◆ **Problem**
Write the material out again exactly.

──────────

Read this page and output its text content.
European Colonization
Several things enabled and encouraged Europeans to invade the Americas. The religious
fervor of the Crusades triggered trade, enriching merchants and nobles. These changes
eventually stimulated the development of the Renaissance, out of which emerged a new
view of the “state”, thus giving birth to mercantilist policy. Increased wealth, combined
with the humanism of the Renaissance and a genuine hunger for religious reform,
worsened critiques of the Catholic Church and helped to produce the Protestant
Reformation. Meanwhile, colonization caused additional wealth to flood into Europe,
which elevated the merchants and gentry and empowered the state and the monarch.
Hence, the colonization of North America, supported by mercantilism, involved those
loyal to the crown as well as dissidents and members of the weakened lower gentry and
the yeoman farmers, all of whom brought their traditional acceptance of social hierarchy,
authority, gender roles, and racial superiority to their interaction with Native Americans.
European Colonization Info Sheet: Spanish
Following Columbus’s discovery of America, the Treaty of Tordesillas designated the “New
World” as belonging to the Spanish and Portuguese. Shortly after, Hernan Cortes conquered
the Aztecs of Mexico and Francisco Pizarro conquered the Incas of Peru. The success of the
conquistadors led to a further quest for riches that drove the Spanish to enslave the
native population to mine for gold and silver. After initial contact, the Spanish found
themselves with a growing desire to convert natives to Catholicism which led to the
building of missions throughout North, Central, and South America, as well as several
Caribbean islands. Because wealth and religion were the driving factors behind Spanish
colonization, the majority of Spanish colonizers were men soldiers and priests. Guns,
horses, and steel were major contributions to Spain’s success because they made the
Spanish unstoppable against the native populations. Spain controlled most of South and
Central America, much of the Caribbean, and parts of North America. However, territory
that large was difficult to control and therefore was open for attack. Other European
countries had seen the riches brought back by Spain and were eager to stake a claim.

──────────

◆ **Result**
Read this page and output its text content.
European Colonization
Several things enabled and encouraged Europeans to invade the Americas. The religious
fervor of the Crusades triggered trade, enriching merchants and nobles. These changes
eventually stimulated the development of the Renaissance, out of which emerged a new
view of the “state”, thus giving birth to mercantilist policy. Increased wealth, combined
with the humanism of the Renaissance and a genuine hunger for religious reform,
worsened critiques of the Catholic Church and helped to produce the Protestant
Reformation. Meanwhile, colonization caused additional wealth to flood into Europe,
which elevated the merchants and gentry and empowered the state and the monarch.
Hence, the colonization of North America, supported by mercantilism, involved those
loyal to the crown as well as dissidents and members of the weakened lower gentry and
the yeoman farmers, all of whom brought their traditional acceptance of social hierarchy,
authority, gender roles, and racial superiority to their interaction with Native Americans.
European Colonization Info Sheet: Spanish
Following Columbus’s discovery of America, the Treaty of Tordesillas designated the “New
World” as belonging to the Spanish and Portuguese. Shortly after, Hernan Cortes conquered
the Aztecs of Mexico and Francisco Pizarro conquered the Incas of Peru. The success of the
conquistadors led to a further quest for riches that drove the Spanish to enslave the
native population to mine for gold and silver. After initial contact, the Spanish found
themselves with a growing desire to convert natives to Catholicism which led to the
building of missions throughout North, Central, and South America, as well as several
Caribbean islands. Because wealth and religion were the driving factors behind Spanish
colonization, the majority of Spanish colonizers were men soldiers and priests. Guns,
horses, and steel were major contributions to Spain’s success because they made the
Spanish unstoppable against the native populations. Spain controlled most of South and
Central America, much of the Caribbean, and parts of North America. However, territory
that large was difficult to control and therefore was open for attack. Other European
countries had seen the riches brought back by Spain and were eager to stake a claim.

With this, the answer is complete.